Extract every record, exactly as written, and ignore the pictures.

Extracted records
>> begin

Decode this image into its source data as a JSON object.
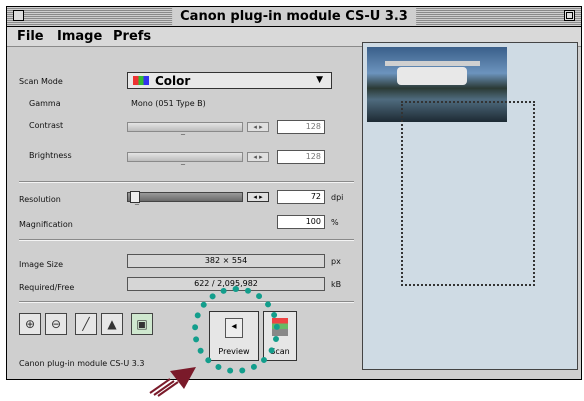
{
  "window": {
    "title": "Canon plug-in module CS-U 3.3"
  },
  "menu": {
    "file": "File",
    "image": "Image",
    "prefs": "Prefs"
  },
  "scan_mode": {
    "label": "Scan Mode",
    "value": "Color"
  },
  "gamma": {
    "label": "Gamma",
    "value": "Mono (051 Type B)"
  },
  "contrast": {
    "label": "Contrast",
    "value": "128"
  },
  "brightness": {
    "label": "Brightness",
    "value": "128"
  },
  "resolution": {
    "label": "Resolution",
    "value": "72",
    "unit": "dpi"
  },
  "magnification": {
    "label": "Magnification",
    "value": "100",
    "unit": "%"
  },
  "image_size": {
    "label": "Image Size",
    "value": "382 × 554",
    "unit": "px"
  },
  "required_free": {
    "label": "Required/Free",
    "value": "622 / 2,095,982",
    "unit": "kB"
  },
  "buttons": {
    "preview": "Preview",
    "scan": "Scan"
  },
  "status": "Canon plug-in module CS-U 3.3",
  "colors": {
    "annotation_circle": "#139e8c",
    "annotation_arrow": "#7a1a2a"
  }
}
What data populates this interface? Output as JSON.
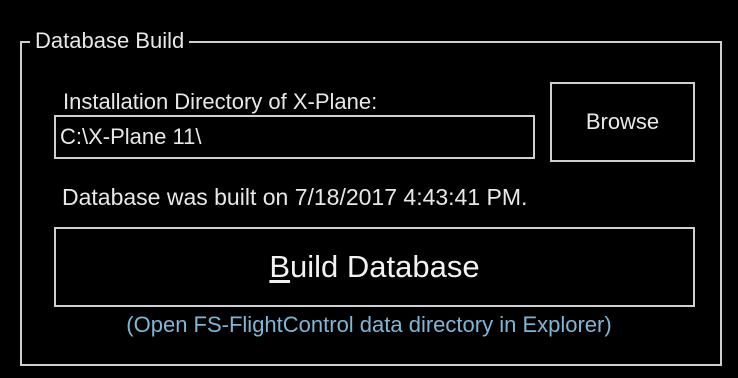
{
  "groupbox": {
    "title": "Database Build"
  },
  "install": {
    "label": "Installation Directory of X-Plane:",
    "path_value": "C:\\X-Plane 11\\",
    "browse_label": "Browse"
  },
  "status": {
    "text": "Database was built on 7/18/2017 4:43:41 PM."
  },
  "build": {
    "mnemonic": "B",
    "label_rest": "uild Database"
  },
  "link": {
    "text": "(Open FS-FlightControl data directory in Explorer)"
  },
  "colors": {
    "background": "#000000",
    "border": "#cfcfcf",
    "text": "#e8e8e8",
    "link": "#7fb6d6"
  }
}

>> end

[Final result]
Decode this image into its source data as a JSON object.
{
  "window": {
    "title": "Canon plug-in module CS-U 3.3"
  },
  "menu": {
    "file": "File",
    "image": "Image",
    "prefs": "Prefs"
  },
  "scan_mode": {
    "label": "Scan Mode",
    "value": "Color"
  },
  "gamma": {
    "label": "Gamma",
    "value": "Mono (051 Type B)"
  },
  "contrast": {
    "label": "Contrast",
    "value": "128"
  },
  "brightness": {
    "label": "Brightness",
    "value": "128"
  },
  "resolution": {
    "label": "Resolution",
    "value": "72",
    "unit": "dpi"
  },
  "magnification": {
    "label": "Magnification",
    "value": "100",
    "unit": "%"
  },
  "image_size": {
    "label": "Image Size",
    "value": "382 × 554",
    "unit": "px"
  },
  "required_free": {
    "label": "Required/Free",
    "value": "622 / 2,095,982",
    "unit": "kB"
  },
  "buttons": {
    "preview": "Preview",
    "scan": "Scan"
  },
  "status": "Canon plug-in module CS-U 3.3",
  "colors": {
    "annotation_circle": "#139e8c",
    "annotation_arrow": "#7a1a2a"
  }
}
What data populates this interface? Output as JSON.
{
  "groupbox": {
    "title": "Database Build"
  },
  "install": {
    "label": "Installation Directory of X-Plane:",
    "path_value": "C:\\X-Plane 11\\",
    "browse_label": "Browse"
  },
  "status": {
    "text": "Database was built on 7/18/2017 4:43:41 PM."
  },
  "build": {
    "mnemonic": "B",
    "label_rest": "uild Database"
  },
  "link": {
    "text": "(Open FS-FlightControl data directory in Explorer)"
  },
  "colors": {
    "background": "#000000",
    "border": "#cfcfcf",
    "text": "#e8e8e8",
    "link": "#7fb6d6"
  }
}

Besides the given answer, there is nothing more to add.